_Exercise prompt_. Report how many lines include the word "text", and nothing besides that number.

## Begin Input for this task

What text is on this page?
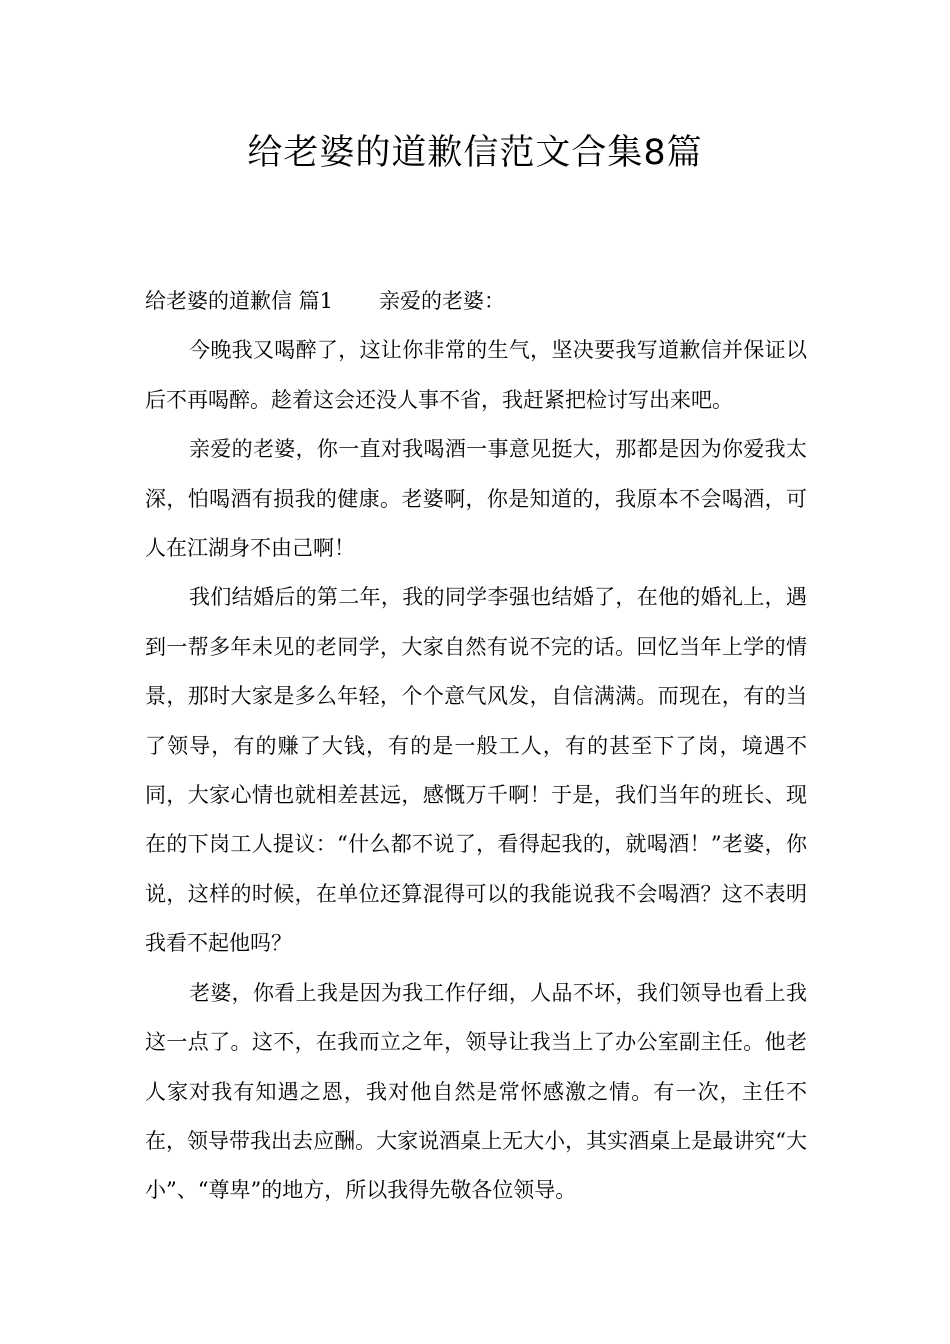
给老婆的道歉信范文合集8篇

给老婆的道歉信 篇1 亲爱的老婆：

今晚我又喝醉了，这让你非常的生气，坚决要我写道歉信并保证以后不再喝醉。趁着这会还没人事不省，我赶紧把检讨写出来吧。

亲爱的老婆，你一直对我喝酒一事意见挺大，那都是因为你爱我太深，怕喝酒有损我的健康。老婆啊，你是知道的，我原本不会喝酒，可人在江湖身不由己啊！

我们结婚后的第二年，我的同学李强也结婚了，在他的婚礼上，遇到一帮多年未见的老同学，大家自然有说不完的话。回忆当年上学的情景，那时大家是多么年轻，个个意气风发，自信满满。而现在，有的当了领导，有的赚了大钱，有的是一般工人，有的甚至下了岗，境遇不同，大家心情也就相差甚远，感慨万千啊！于是，我们当年的班长、现在的下岗工人提议：“什么都不说了，看得起我的，就喝酒！”老婆，你说，这样的时候，在单位还算混得可以的我能说我不会喝酒？这不表明我看不起他吗？

老婆，你看上我是因为我工作仔细，人品不坏，我们领导也看上我这一点了。这不，在我而立之年，领导让我当上了办公室副主任。他老人家对我有知遇之恩，我对他自然是常怀感激之情。有一次，主任不在，领导带我出去应酬。大家说酒桌上无大小，其实酒桌上是最讲究“大小”、“尊卑”的地方，所以我得先敬各位领导。
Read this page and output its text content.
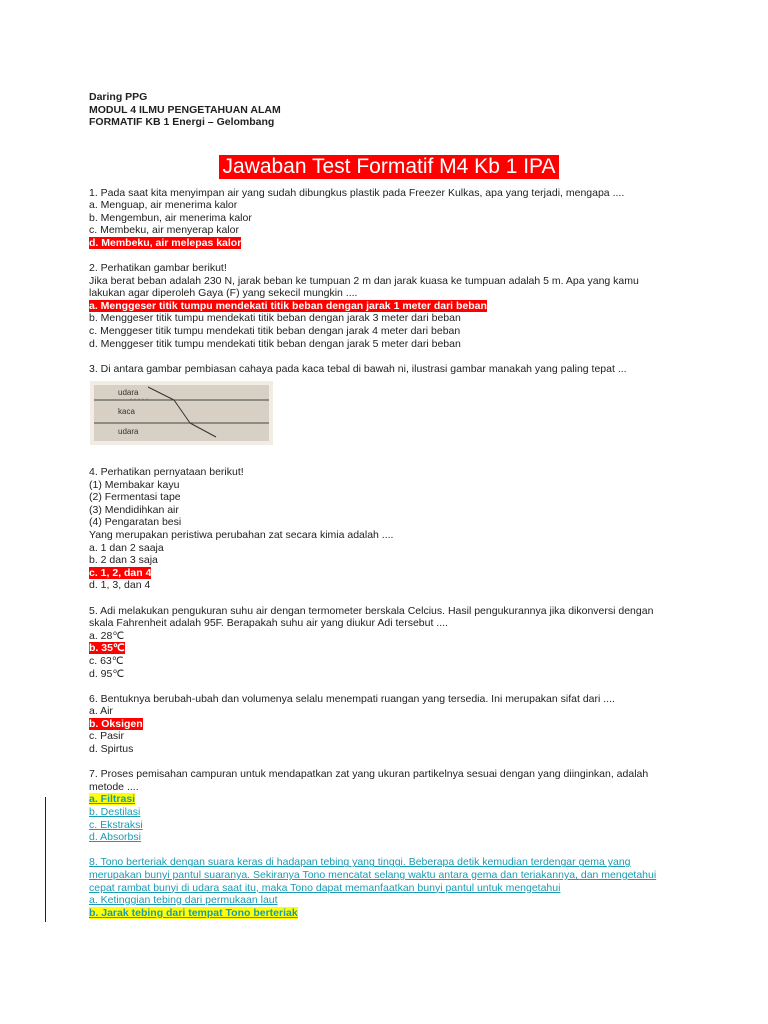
Daring PPG
MODUL 4 ILMU PENGETAHUAN ALAM
FORMATIF KB 1 Energi – Gelombang
Jawaban Test Formatif M4 Kb 1 IPA
1. Pada saat kita menyimpan air yang sudah dibungkus plastik pada Freezer Kulkas, apa yang terjadi, mengapa ....
a. Menguap, air menerima kalor
b. Mengembun, air menerima kalor
c. Membeku, air menyerap kalor
d. Membeku, air melepas kalor
2. Perhatikan gambar berikut!
Jika berat beban adalah 230 N, jarak beban ke tumpuan 2 m dan jarak kuasa ke tumpuan adalah 5 m. Apa yang kamu lakukan agar diperoleh Gaya (F) yang sekecil mungkin ....
a. Menggeser titik tumpu mendekati titik beban dengan jarak 1 meter dari beban
b. Menggeser titik tumpu mendekati titik beban dengan jarak 3 meter dari beban
c. Menggeser titik tumpu mendekati titik beban dengan jarak 4 meter dari beban
d. Menggeser titik tumpu mendekati titik beban dengan jarak 5 meter dari beban
3. Di antara gambar pembiasan cahaya pada kaca tebal di bawah ni, ilustrasi gambar manakah yang paling tepat ...
udara
kaca
udara
4. Perhatikan pernyataan berikut!
(1) Membakar kayu
(2) Fermentasi tape
(3) Mendidihkan air
(4) Pengaratan besi
Yang merupakan peristiwa perubahan zat secara kimia adalah ....
a. 1 dan 2 saaja
b. 2 dan 3 saja
c. 1, 2, dan 4
d. 1, 3, dan 4
5. Adi melakukan pengukuran suhu air dengan termometer berskala Celcius. Hasil pengukurannya jika dikonversi dengan skala Fahrenheit adalah 95F. Berapakah suhu air yang diukur Adi tersebut ....
a. 28℃
b. 35℃
c. 63℃
d. 95℃
6. Bentuknya berubah-ubah dan volumenya selalu menempati ruangan yang tersedia. Ini merupakan sifat dari ....
a. Air
b. Oksigen
c. Pasir
d. Spirtus
7. Proses pemisahan campuran untuk mendapatkan zat yang ukuran partikelnya sesuai dengan yang diinginkan, adalah metode ....
a. Filtrasi
b. Destilasi
c. Ekstraksi
d. Absorbsi
8. Tono berteriak dengan suara keras di hadapan tebing yang tinggi. Beberapa detik kemudian terdengar gema yang merupakan bunyi pantul suaranya. Sekiranya Tono mencatat selang waktu antara gema dan teriakannya, dan mengetahui cepat rambat bunyi di udara saat itu, maka Tono dapat memanfaatkan bunyi pantul untuk mengetahui
a. Ketinggian tebing dari permukaan laut
b. Jarak tebing dari tempat Tono berteriak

## End Input for this task

_Solution for this exercise_. 2